- [TAREFAS DO EXERCÍCIO]:
• 1. No texto sobre o avanço do deserto do Namibe, que cidade está a ser declarada como "a primeira a ficar sem água" à escala global?
• 2. Prossiga o texto sobre o aquecimento global e a expansão do deserto do Namibe a partir da última frase apresentada.

- [TEXTO FORNECIDO]:
Martinho Júnior | Luanda
1- Os fenómenos de aquecimento
global, que se reflectem no degelo acelerado na Antárctida e no Atlântico Sul,
confluem para que a Corrente Fria de Benguela, que borda a costa africana
incidindo desde a cidade do Cabo ao sul do Golfo da Guiné (abrangendo toda a
costa angolana), tenha também um aumento de temperatura de tal forma que a
extensão do deserto quente mais antigo do mundo (formado há 55 milhões de
anos), o deserto do Namibe, se expanda.
A cidade do Cabo, na África do
Sul (e toda a península circundante), está a ser declarada como “a
primeira a ficar sem água” à escala global.
Essa expansão poderá ser avaliada
quer no Cabo Ocidental, quer na Província de Benguela (expansão ao longo do
litoral), mas também na compressão que os cursos de água interior estão já a
assistir, pois o deserto do Namibe expande-se também para leste.
Na Namíbia os dois desertos
(Namibe e Kalahári), podem em breve juntar-se dentro do planalto central.
Bacias hidrográficas de curso
permanente como a do Orange (na fronteira entre a África do Sul e a Namibia) e
a do Cunene (na fronteira entre Angola e a Namíbia), estão a sofrer compressões
com a tendência para o avanço do deserto quente do Namibe, compressões que se
prolongarão ao longo do seu curso em direcção às suas nascentes.
Por um lado perdem água porque
chove menos, por outro com a expansão do deserto há maior evaporação, pelo que
perdem cubicagem a partir do momento que os seus cursos abandonam o planalto.
Em Angola, a bacia subterrânea do
Cuvelai que alimenta o Etosha Pan no norte da Namíbia, tende a diminuir também
de caudal, com implicação em ambos os lados da fronteira e as afectações
envolverão a bacia do Cubango, chegando à bacia do Zambeze (fazendo alastrar a
mancha de savana semi-desértica, Cuando Cubango e sul de Moxico adentro).
2- Tenho vindo a sustentar a
necessidade dos angolanos projectarem a sua vida (incluindo a vida económica)
associando-a intimamente aos recursos hídricos do interior, começando por
dominar a REGIÃO CENTRAL DAS GRANDES NASCENTES, que coincidem com o centro
geográfico do país, implementando uma GEOESTRATÉGICA PARA UM DESENVOLVIMENTO
SUSTENTÁVEL capaz de alicerçar uma cultura de inteligência nacional cientificada
e alimentada de permanente pesquisa, de modo a que a SEGURANÇA NACIONAL seja
estimulada numa LÓGICA COM SENTIDO DE VIDA a partir dessa plataforma de saber e
acção, a fim de melhor enfrentar os imensos desafios que surgirão nos próximos
séculos.

- [DADOS FORNECIDOS]:
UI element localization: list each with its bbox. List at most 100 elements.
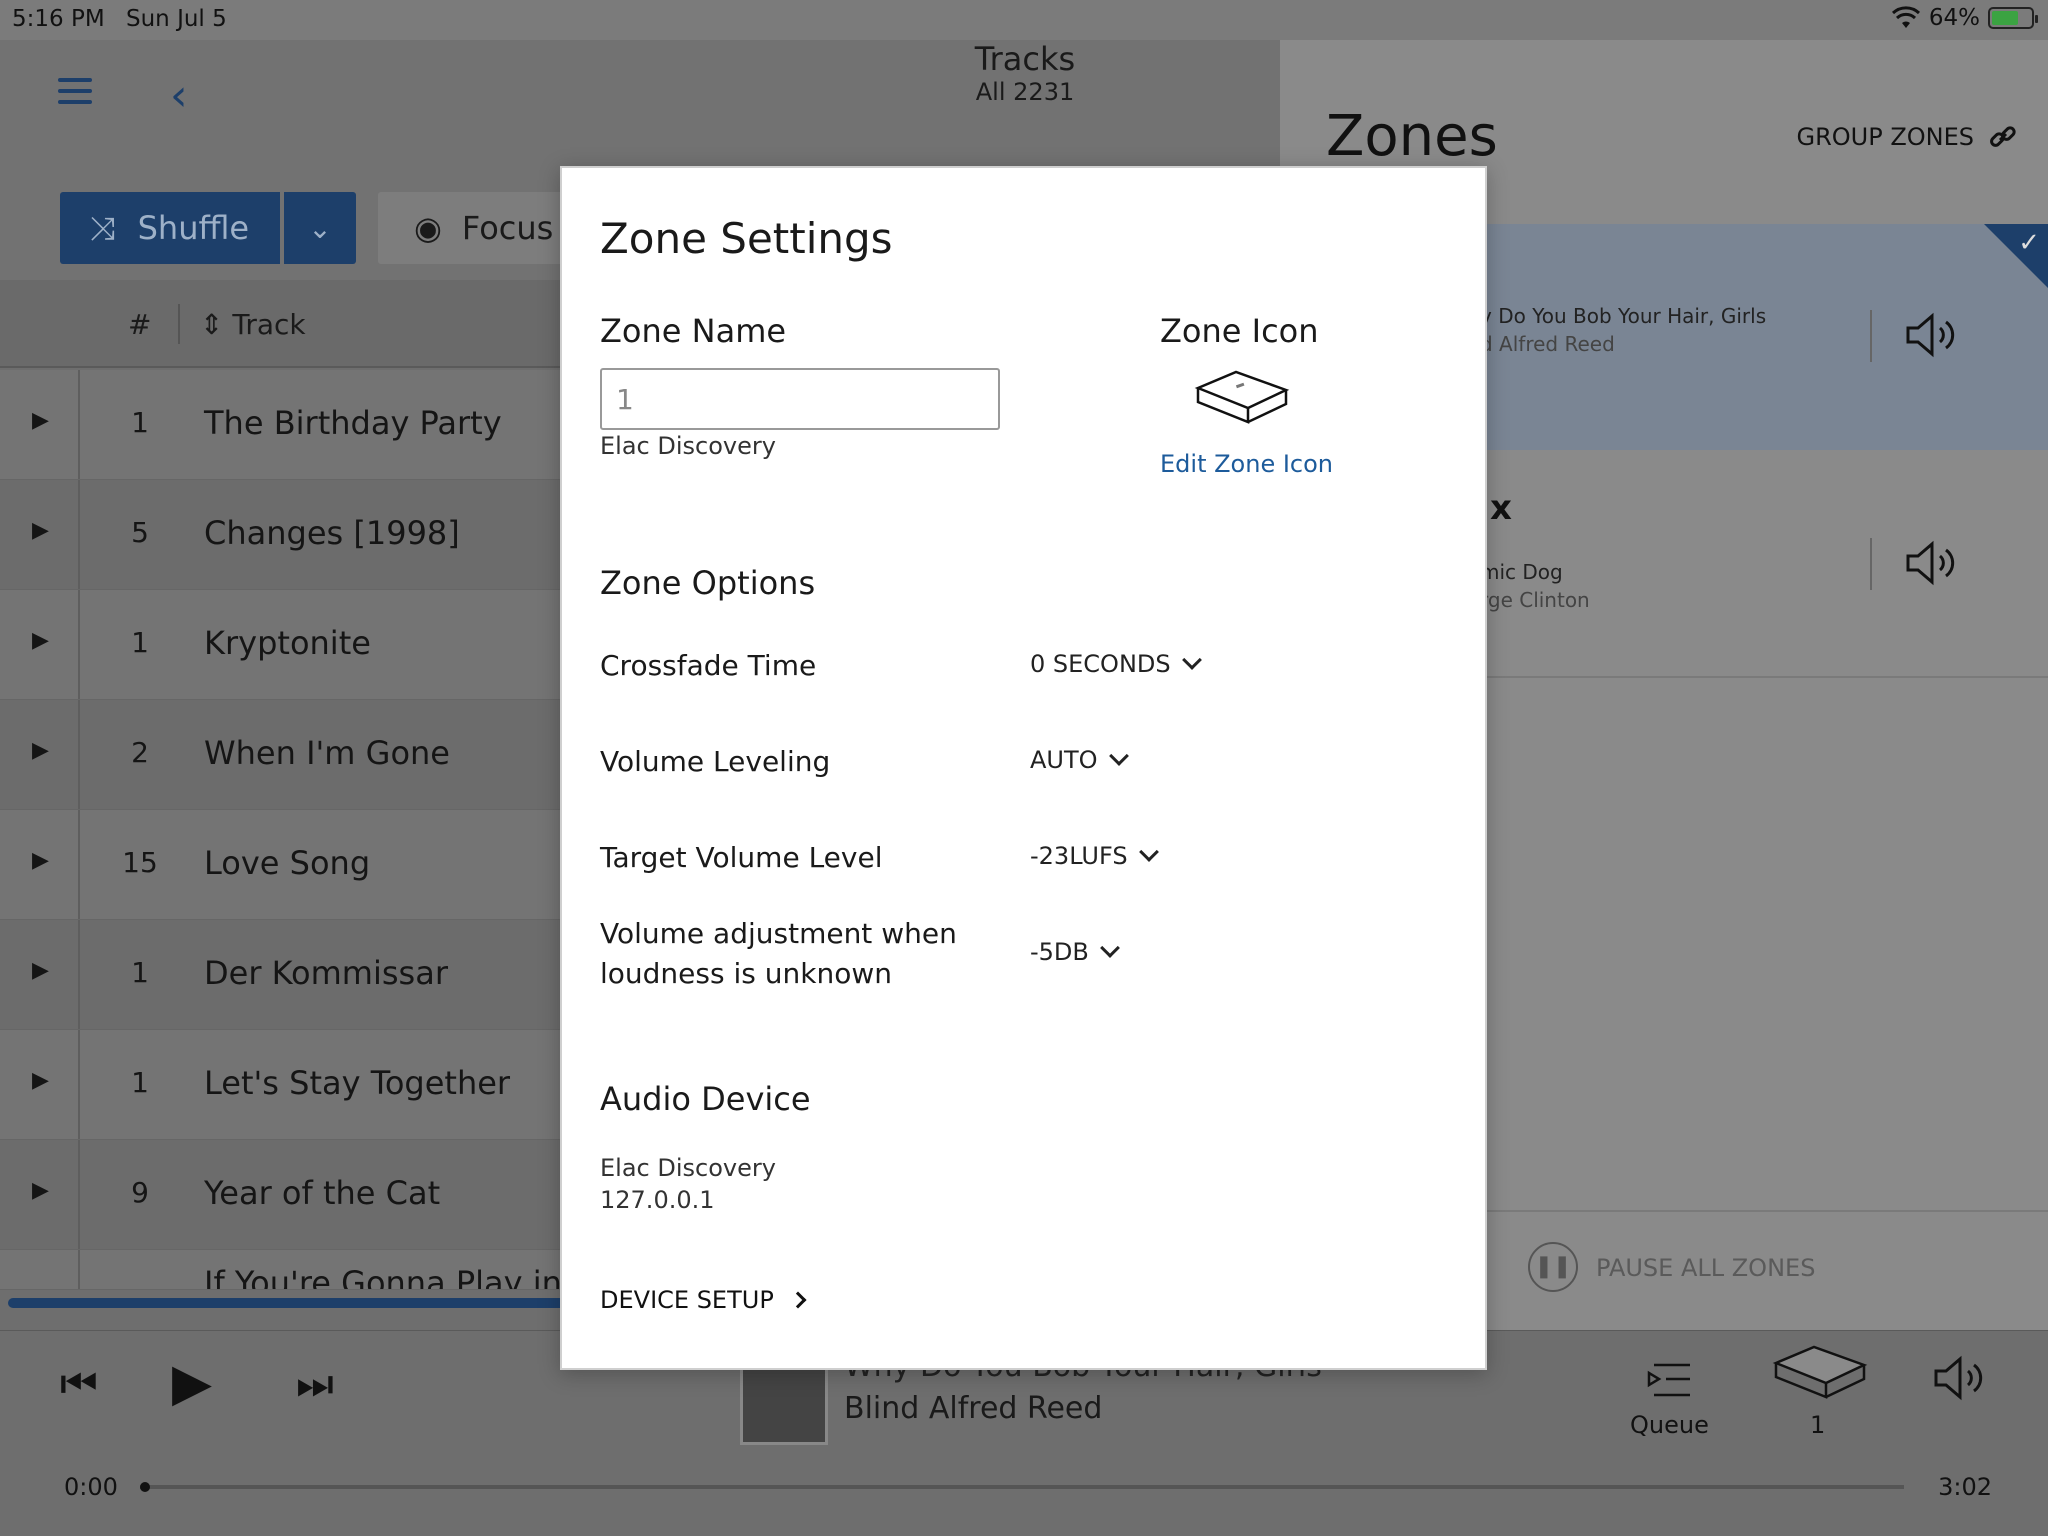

- [RESULTADOS POR TAREFA]:
• 1. A cidade do Cabo, na África do Sul.

• 2.
Essa minha perspectiva
contrapõe-se à perspectiva que tem norteado Angola desde a independência, que
corresponde ainda à visão de quem chegou há séculos por mar e distende a
concepção infraestrutural e estrutural do colonialismo até aos nossos dias, ou
seja, proponho, com essa GEOESTRATÉGIA PARA UM DESENVOLVIMENTO SUSTENTÁVEL, a
abertura dum novo conceito finalmente resultante de nossa independência e
soberania, que implica uma revolução nos aspectos de concepção das linhas
mestras da implantação infraestrutural e estrutural, com implicação
antropológica na gestação da própria identidade nacional, esbatendo de vez as
assimetrias existentes.
Isso vai implicar que as imensas
regiões que são consideradas de áreas de intervenção (em função da baixíssima
densidade demográfica e da malha muito larga de ocupação humana e
político-administrativa) recebam impactos de programas indexados aos planos
inseridos numa GEOESTRATÉGIA PARA UM DESENVOLVIMENTO SUSTENTÁVEL, com vista a
que com um maior povoamento humano, se distendam as áreas de diversificação
económica em função dos aproveitamentos agrícolas, piscícolas e de criação de
gado.
Com o tempo, programas dessa
natureza responderão também à necessidade de fazer sair do triângulo do litoral
em direcção ao interior, de capacidades humanas e materiais, assim como de
recursos que se vão inscrever nessa GEOESTRATÉGIA PARA UM DESENVOLVIMENTO
SUSTENTÁVEL.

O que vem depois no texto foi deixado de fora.